* Given task: Every line that includes the word "this" is to be listed.

(Records about charts and figures)

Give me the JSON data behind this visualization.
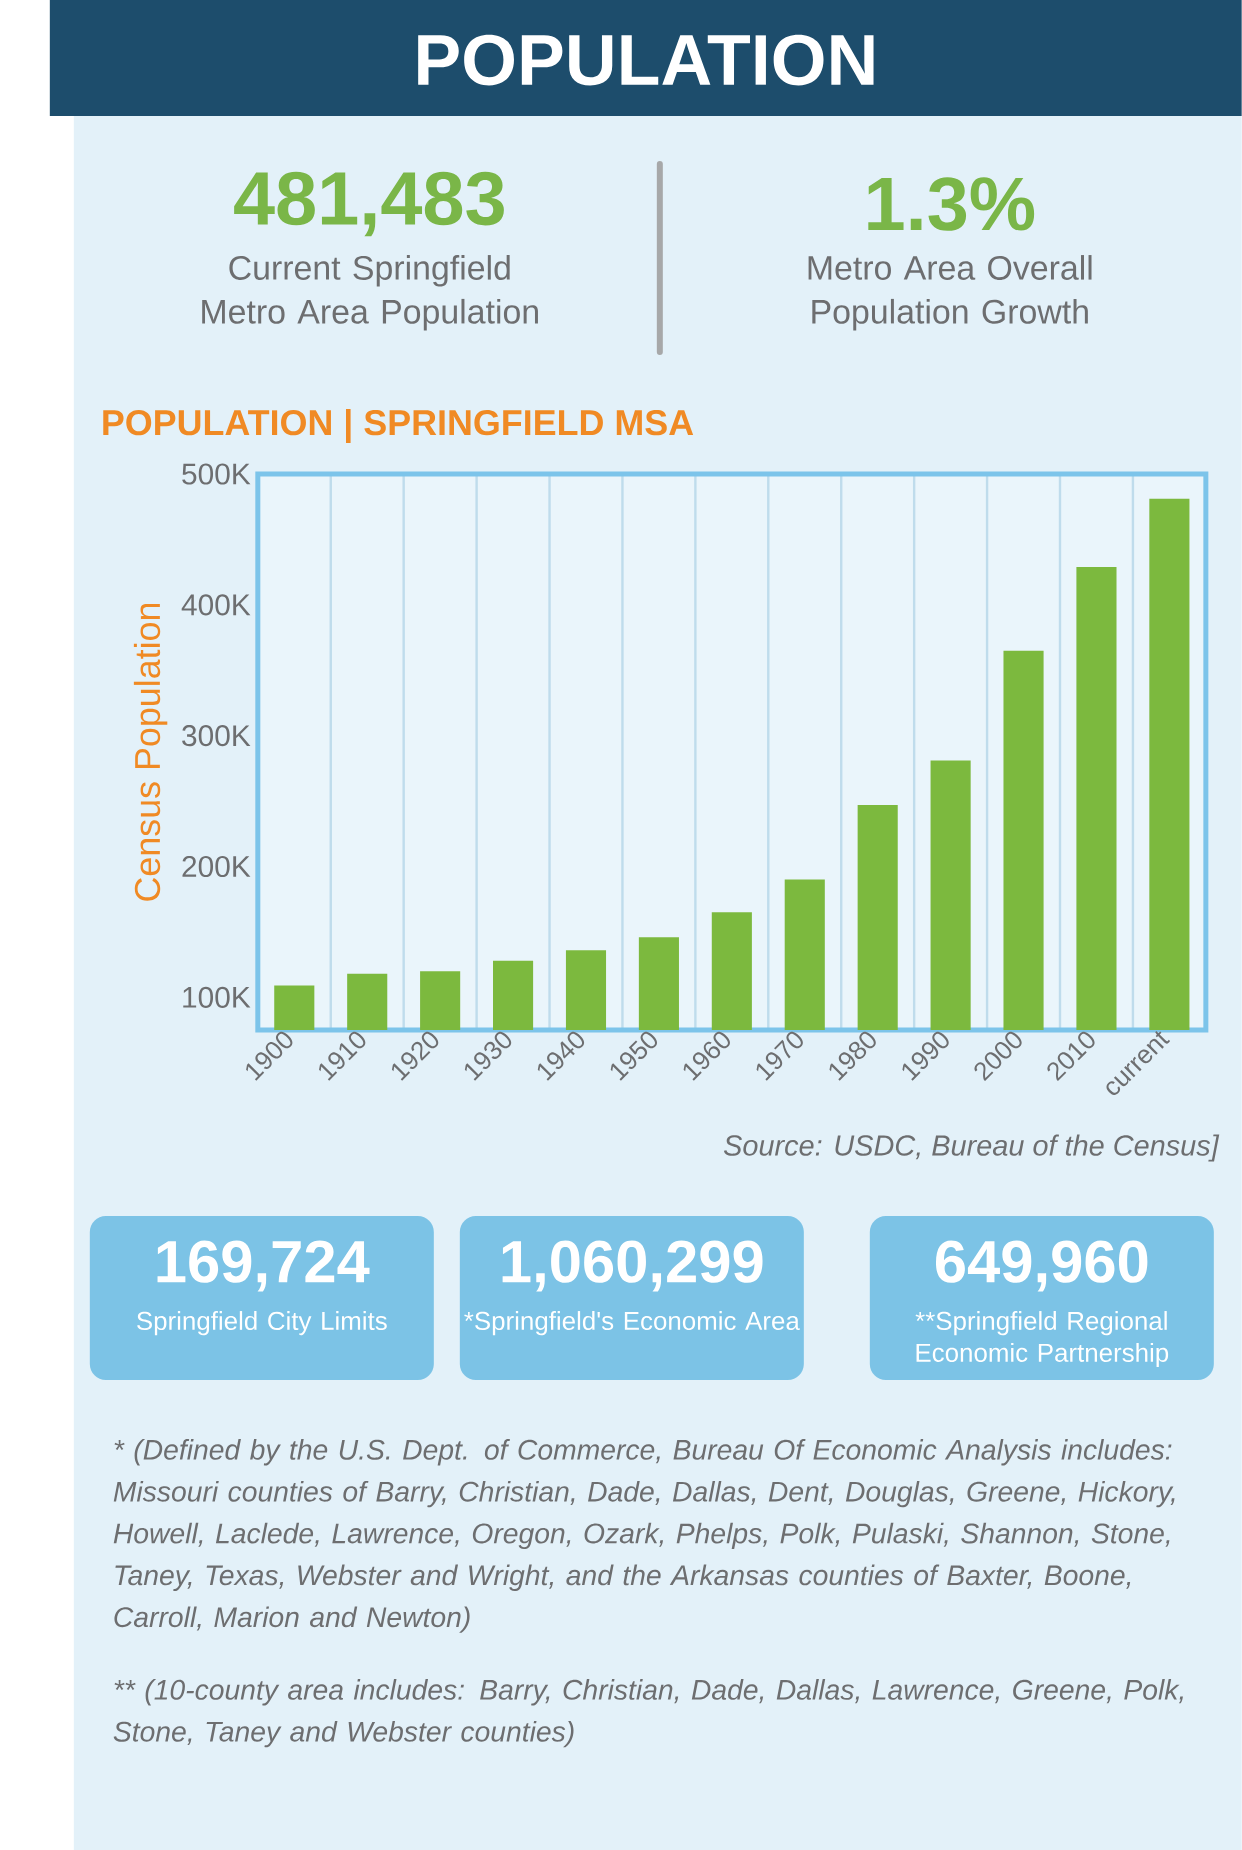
{
  "chart_data": [
    {
      "type": "other",
      "title": "POPULATION",
      "annotations": [
        "481,483",
        "Current Springfield Metro Area Population",
        "1.3%",
        "Metro Area Overall Population Growth"
      ]
    },
    {
      "type": "bar",
      "title": "POPULATION | SPRINGFIELD MSA",
      "ylabel": "Census Population",
      "categories": [
        "1900",
        "1910",
        "1920",
        "1930",
        "1940",
        "1950",
        "1960",
        "1970",
        "1980",
        "1990",
        "2000",
        "2010",
        "current"
      ],
      "values": [
        109000,
        118000,
        120000,
        128000,
        136000,
        146000,
        165000,
        190000,
        247000,
        281000,
        365000,
        429000,
        481000
      ],
      "color": "#7cb93e",
      "ylim": [
        75000,
        500000
      ],
      "yticks": [
        {
          "value": 100000,
          "label": "100K"
        },
        {
          "value": 200000,
          "label": "200K"
        },
        {
          "value": 300000,
          "label": "300K"
        },
        {
          "value": 400000,
          "label": "400K"
        },
        {
          "value": 500000,
          "label": "500K"
        }
      ],
      "grid": "x",
      "annotations": [
        "Source: USDC, Bureau of the Census]"
      ]
    },
    {
      "type": "other",
      "annotations": [
        "169,724",
        "Springfield City Limits",
        "1,060,299",
        "*Springfield's Economic Area",
        "649,960",
        "**Springfield Regional Economic Partnership",
        "* (Defined by the U.S. Dept. of Commerce, Bureau Of Economic Analysis includes: Missouri counties of Barry, Christian, Dade, Dallas, Dent, Douglas, Greene, Hickory, Howell, Laclede, Lawrence, Oregon, Ozark, Phelps, Polk, Pulaski, Shannon, Stone, Taney, Texas, Webster and Wright, and the Arkansas counties of Baxter, Boone, Carroll, Marion and Newton)",
        "** (10-county area includes: Barry, Christian, Dade, Dallas, Lawrence, Greene, Polk, Stone, Taney and Webster counties)"
      ]
    }
  ]
}
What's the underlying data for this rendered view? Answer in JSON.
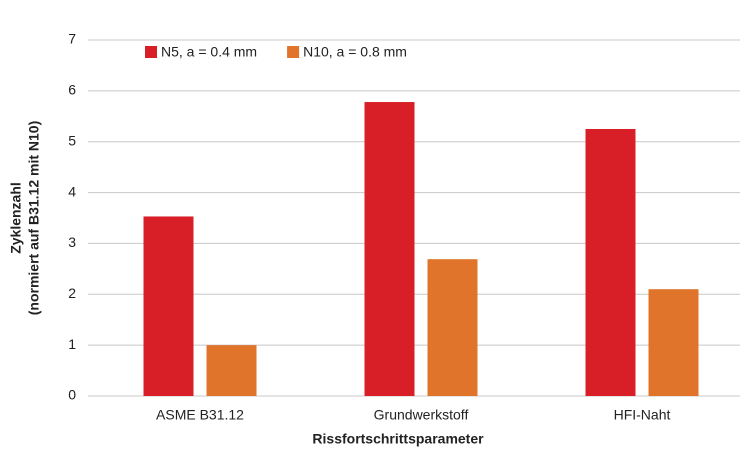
{
  "chart_data": {
    "type": "bar",
    "y_label": [
      "Zyklenzahl",
      "(normiert auf B31.12 mit N10)"
    ],
    "x_label": "Rissfortschrittsparameter",
    "categories": [
      "ASME B31.12",
      "Grundwerkstoff",
      "HFI-Naht"
    ],
    "series": [
      {
        "name": "N5, a = 0.4 mm",
        "color": "#d81e26",
        "values": [
          3.53,
          5.78,
          5.25
        ]
      },
      {
        "name": "N10, a = 0.8 mm",
        "color": "#e0742a",
        "values": [
          1.0,
          2.69,
          2.1
        ]
      }
    ],
    "ylim": [
      0,
      7
    ],
    "yticks": [
      0,
      1,
      2,
      3,
      4,
      5,
      6,
      7
    ],
    "grid": true,
    "legend": "top-left"
  }
}
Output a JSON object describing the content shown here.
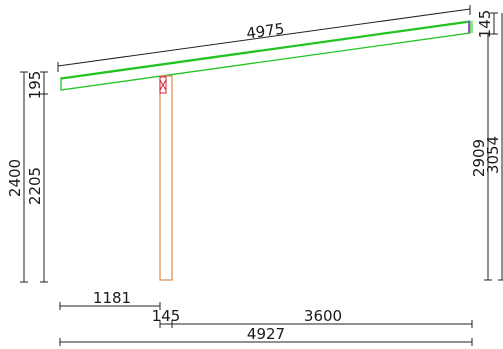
{
  "dimensions": {
    "beam_length": "4975",
    "beam_height_right": "145",
    "beam_height_left": "195",
    "height_left_total": "2400",
    "height_left_post": "2205",
    "height_right_beam": "2909",
    "height_right_total": "3054",
    "offset_left": "1181",
    "post_width": "145",
    "span_right": "3600",
    "total_length": "4927"
  },
  "colors": {
    "beam": "#22c422",
    "post": "#d98a4e",
    "connector": "#d4203a",
    "end_plate": "#9a4fd0",
    "dimension_lines": "#222222"
  }
}
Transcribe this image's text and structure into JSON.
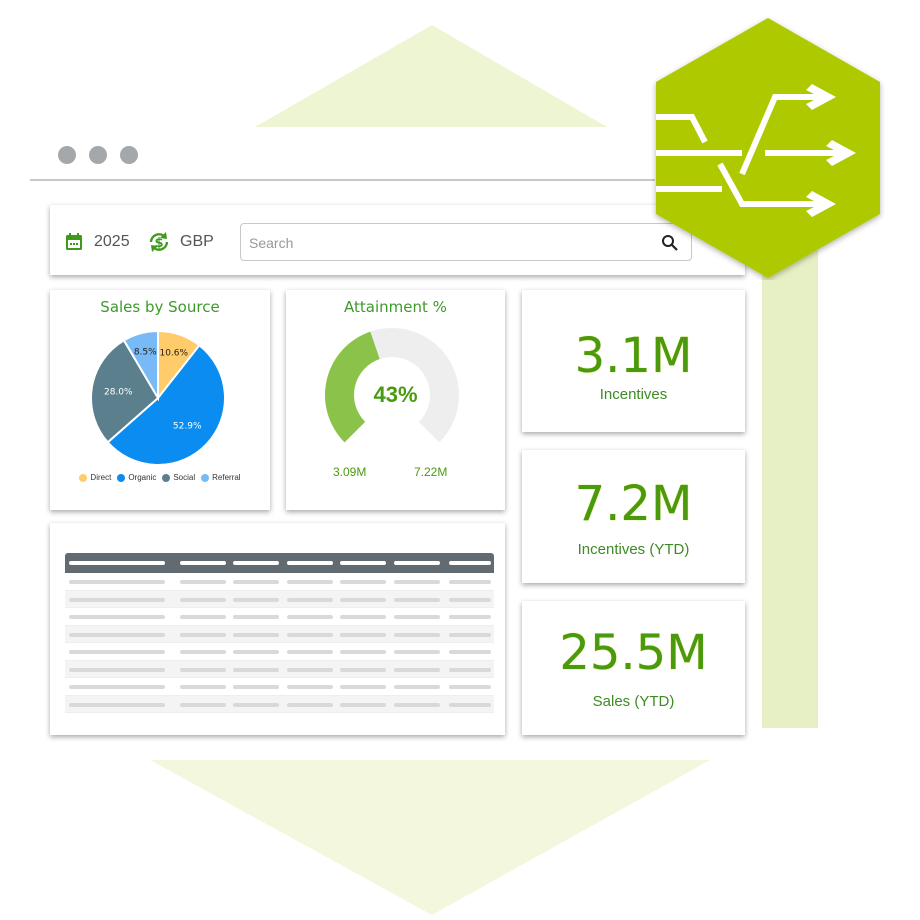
{
  "toolbar": {
    "year": "2025",
    "currency": "GBP",
    "search_placeholder": "Search"
  },
  "pie": {
    "title": "Sales by Source"
  },
  "gauge": {
    "title": "Attainment %",
    "value_label": "43%",
    "current": "3.09M",
    "target": "7.22M",
    "fraction": 0.43
  },
  "kpis": [
    {
      "value": "3.1M",
      "label": "Incentives"
    },
    {
      "value": "7.2M",
      "label": "Incentives (YTD)"
    },
    {
      "value": "25.5M",
      "label": "Sales (YTD)"
    }
  ],
  "colors": {
    "accent": "#afc905",
    "title_green": "#3e9a2c",
    "gauge_fill": "#8bc34a",
    "table_header": "#636b72"
  },
  "chart_data": {
    "type": "pie",
    "title": "Sales by Source",
    "categories": [
      "Direct",
      "Organic",
      "Social",
      "Referral"
    ],
    "values": [
      10.6,
      52.9,
      28.0,
      8.5
    ],
    "labels": [
      "10.6%",
      "52.9%",
      "28.0%",
      "8.5%"
    ],
    "colors": [
      "#ffcb6b",
      "#0a8cf0",
      "#5b7f8d",
      "#78baf5"
    ],
    "legend": "bottom"
  },
  "logo_icon": "merge-split-arrows-icon"
}
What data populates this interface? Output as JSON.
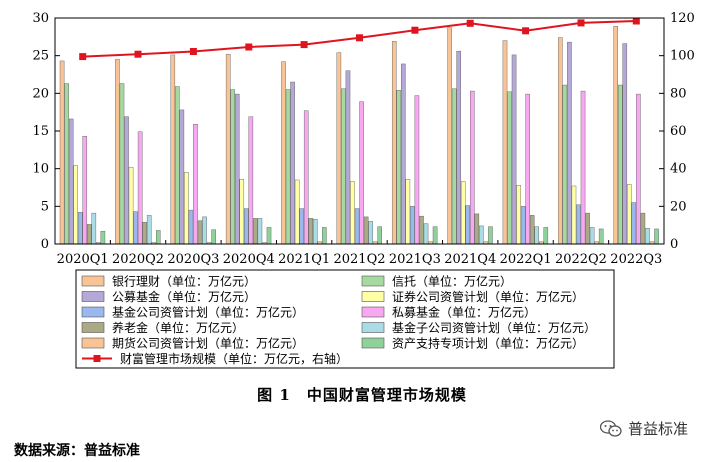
{
  "chart_data": {
    "type": "bar",
    "categories": [
      "2020Q1",
      "2020Q2",
      "2020Q3",
      "2020Q4",
      "2021Q1",
      "2021Q2",
      "2021Q3",
      "2021Q4",
      "2022Q1",
      "2022Q2",
      "2022Q3"
    ],
    "ylim": [
      0,
      30
    ],
    "y2lim": [
      0,
      120
    ],
    "yticks": [
      0,
      5,
      10,
      15,
      20,
      25,
      30
    ],
    "y2ticks": [
      0,
      20,
      40,
      60,
      80,
      100,
      120
    ],
    "legend_position": "bottom",
    "series": [
      {
        "name": "银行理财（单位：万亿元）",
        "color": "#F8C496",
        "values": [
          24.3,
          24.5,
          25.1,
          25.2,
          24.2,
          25.4,
          26.9,
          28.7,
          27.0,
          27.4,
          28.9
        ]
      },
      {
        "name": "信托（单位：万亿元）",
        "color": "#A6D9A0",
        "values": [
          21.3,
          21.3,
          20.9,
          20.5,
          20.5,
          20.6,
          20.4,
          20.6,
          20.2,
          21.1,
          21.1
        ]
      },
      {
        "name": "公募基金（单位：万亿元）",
        "color": "#B4A8D6",
        "values": [
          16.6,
          16.9,
          17.8,
          19.9,
          21.5,
          23.0,
          23.9,
          25.6,
          25.1,
          26.8,
          26.6
        ]
      },
      {
        "name": "证券公司资管计划（单位：万亿元）",
        "color": "#FFFFA6",
        "values": [
          10.4,
          10.2,
          9.5,
          8.6,
          8.5,
          8.3,
          8.6,
          8.3,
          7.8,
          7.7,
          7.9
        ]
      },
      {
        "name": "基金公司资管计划（单位：万亿元）",
        "color": "#9BB8EE",
        "values": [
          4.2,
          4.3,
          4.5,
          4.7,
          4.7,
          4.7,
          5.0,
          5.1,
          5.0,
          5.2,
          5.5
        ]
      },
      {
        "name": "私募基金（单位：万亿元）",
        "color": "#F7A8F0",
        "values": [
          14.3,
          14.9,
          15.9,
          16.9,
          17.7,
          18.9,
          19.7,
          20.3,
          19.9,
          20.3,
          19.9
        ]
      },
      {
        "name": "养老金（单位：万亿元）",
        "color": "#ABAA87",
        "values": [
          2.6,
          2.9,
          3.1,
          3.4,
          3.4,
          3.6,
          3.7,
          4.0,
          3.8,
          4.1,
          4.1
        ]
      },
      {
        "name": "基金子公司资管计划（单位：万亿元）",
        "color": "#A9DCE6",
        "values": [
          4.1,
          3.8,
          3.6,
          3.4,
          3.3,
          3.0,
          2.7,
          2.4,
          2.3,
          2.2,
          2.1
        ]
      },
      {
        "name": "期货公司资管计划（单位：万亿元）",
        "color": "#F8C496",
        "values": [
          0.2,
          0.2,
          0.2,
          0.2,
          0.3,
          0.3,
          0.3,
          0.3,
          0.3,
          0.3,
          0.3
        ]
      },
      {
        "name": "资产支持专项计划（单位：万亿元）",
        "color": "#8FD19A",
        "values": [
          1.7,
          1.8,
          1.9,
          2.2,
          2.2,
          2.3,
          2.3,
          2.3,
          2.2,
          2.0,
          2.0
        ]
      }
    ],
    "line_series": {
      "name": "财富管理市场规模（单位：万亿元，右轴）",
      "color": "#E0141E",
      "axis": "right",
      "values": [
        99.5,
        100.8,
        102.2,
        104.6,
        105.9,
        109.5,
        113.5,
        117.2,
        113.2,
        117.4,
        118.4
      ]
    }
  },
  "figure": {
    "caption": "图 1　中国财富管理市场规模",
    "source": "数据来源：普益标准",
    "watermark": "普益标准"
  }
}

* Solved problem:
Give me the JSON data behind this visualization.
What's the underlying data for this rendered view? Answer in JSON.
Transcribe this image's text and structure into JSON.
What data populates this interface? Output as JSON.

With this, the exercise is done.